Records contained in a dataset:

----

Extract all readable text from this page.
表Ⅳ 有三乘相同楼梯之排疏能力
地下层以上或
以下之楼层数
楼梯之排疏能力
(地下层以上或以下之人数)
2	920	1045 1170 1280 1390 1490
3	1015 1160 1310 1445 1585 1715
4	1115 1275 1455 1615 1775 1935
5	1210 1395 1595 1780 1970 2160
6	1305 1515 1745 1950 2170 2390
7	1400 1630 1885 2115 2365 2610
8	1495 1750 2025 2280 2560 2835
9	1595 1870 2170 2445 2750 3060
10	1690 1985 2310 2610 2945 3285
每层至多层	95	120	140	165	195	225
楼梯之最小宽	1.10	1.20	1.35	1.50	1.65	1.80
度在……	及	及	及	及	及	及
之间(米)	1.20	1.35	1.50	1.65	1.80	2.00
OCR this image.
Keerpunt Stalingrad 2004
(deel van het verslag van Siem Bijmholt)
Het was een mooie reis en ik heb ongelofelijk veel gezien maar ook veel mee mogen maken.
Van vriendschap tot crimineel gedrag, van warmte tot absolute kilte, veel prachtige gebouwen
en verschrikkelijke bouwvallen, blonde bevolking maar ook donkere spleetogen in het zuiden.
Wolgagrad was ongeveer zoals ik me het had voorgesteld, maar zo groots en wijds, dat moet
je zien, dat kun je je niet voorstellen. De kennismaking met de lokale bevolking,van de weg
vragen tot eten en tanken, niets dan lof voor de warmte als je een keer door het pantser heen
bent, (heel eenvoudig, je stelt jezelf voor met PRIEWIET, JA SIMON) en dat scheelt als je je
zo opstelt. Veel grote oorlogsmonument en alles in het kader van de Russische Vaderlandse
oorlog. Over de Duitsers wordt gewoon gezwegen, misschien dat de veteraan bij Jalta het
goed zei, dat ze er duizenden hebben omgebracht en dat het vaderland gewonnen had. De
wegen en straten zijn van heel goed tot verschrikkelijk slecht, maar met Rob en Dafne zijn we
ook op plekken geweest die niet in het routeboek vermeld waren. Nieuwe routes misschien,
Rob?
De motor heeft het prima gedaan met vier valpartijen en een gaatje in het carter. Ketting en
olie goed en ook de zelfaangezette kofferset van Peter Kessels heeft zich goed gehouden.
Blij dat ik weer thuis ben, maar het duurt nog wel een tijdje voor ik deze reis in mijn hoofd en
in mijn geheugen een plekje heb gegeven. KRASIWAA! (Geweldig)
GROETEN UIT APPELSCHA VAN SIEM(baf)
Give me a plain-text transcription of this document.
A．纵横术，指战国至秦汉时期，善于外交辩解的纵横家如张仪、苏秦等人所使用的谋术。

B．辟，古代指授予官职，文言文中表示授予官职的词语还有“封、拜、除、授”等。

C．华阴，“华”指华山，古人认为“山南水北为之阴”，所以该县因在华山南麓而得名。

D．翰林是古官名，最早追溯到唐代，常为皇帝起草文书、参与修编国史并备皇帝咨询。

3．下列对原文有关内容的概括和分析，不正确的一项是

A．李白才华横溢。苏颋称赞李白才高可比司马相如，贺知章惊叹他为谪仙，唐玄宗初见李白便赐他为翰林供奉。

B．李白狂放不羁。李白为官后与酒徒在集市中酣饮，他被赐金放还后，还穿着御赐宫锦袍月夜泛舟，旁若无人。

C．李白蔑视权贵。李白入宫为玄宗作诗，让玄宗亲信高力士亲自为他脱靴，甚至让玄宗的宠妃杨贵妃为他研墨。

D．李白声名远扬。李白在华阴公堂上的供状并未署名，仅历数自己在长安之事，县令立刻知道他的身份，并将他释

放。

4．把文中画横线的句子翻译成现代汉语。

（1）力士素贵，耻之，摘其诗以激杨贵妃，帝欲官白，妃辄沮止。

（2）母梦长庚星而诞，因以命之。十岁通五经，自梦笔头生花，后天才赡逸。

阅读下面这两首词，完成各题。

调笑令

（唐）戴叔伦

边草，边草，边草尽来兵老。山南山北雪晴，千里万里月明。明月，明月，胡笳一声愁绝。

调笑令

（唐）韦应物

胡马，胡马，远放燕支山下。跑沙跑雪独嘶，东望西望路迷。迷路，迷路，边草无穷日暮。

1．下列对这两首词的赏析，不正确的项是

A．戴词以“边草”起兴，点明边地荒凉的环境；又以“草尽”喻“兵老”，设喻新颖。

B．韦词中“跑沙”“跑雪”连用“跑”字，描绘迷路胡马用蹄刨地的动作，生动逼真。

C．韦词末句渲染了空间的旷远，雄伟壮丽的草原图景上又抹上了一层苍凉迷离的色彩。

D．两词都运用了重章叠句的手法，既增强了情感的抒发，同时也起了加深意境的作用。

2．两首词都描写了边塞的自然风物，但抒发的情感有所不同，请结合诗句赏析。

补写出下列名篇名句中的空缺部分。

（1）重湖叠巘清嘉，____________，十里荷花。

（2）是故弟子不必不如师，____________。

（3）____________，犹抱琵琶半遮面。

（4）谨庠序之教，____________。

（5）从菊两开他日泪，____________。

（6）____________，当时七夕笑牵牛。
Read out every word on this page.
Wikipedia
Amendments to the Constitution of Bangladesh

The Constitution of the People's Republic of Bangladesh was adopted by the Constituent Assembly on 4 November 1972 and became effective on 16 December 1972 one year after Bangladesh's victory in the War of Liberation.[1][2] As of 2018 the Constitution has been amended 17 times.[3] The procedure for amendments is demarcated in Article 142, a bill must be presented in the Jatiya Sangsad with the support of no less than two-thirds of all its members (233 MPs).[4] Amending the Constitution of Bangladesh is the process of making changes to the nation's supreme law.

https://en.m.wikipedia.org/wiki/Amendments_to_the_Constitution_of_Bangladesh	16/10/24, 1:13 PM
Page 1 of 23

----

Exercise goal: Report each line of the material above where the word "text" appears.

Final result:
Extract all readable text from this page.
Give me a plain-text transcription of this document.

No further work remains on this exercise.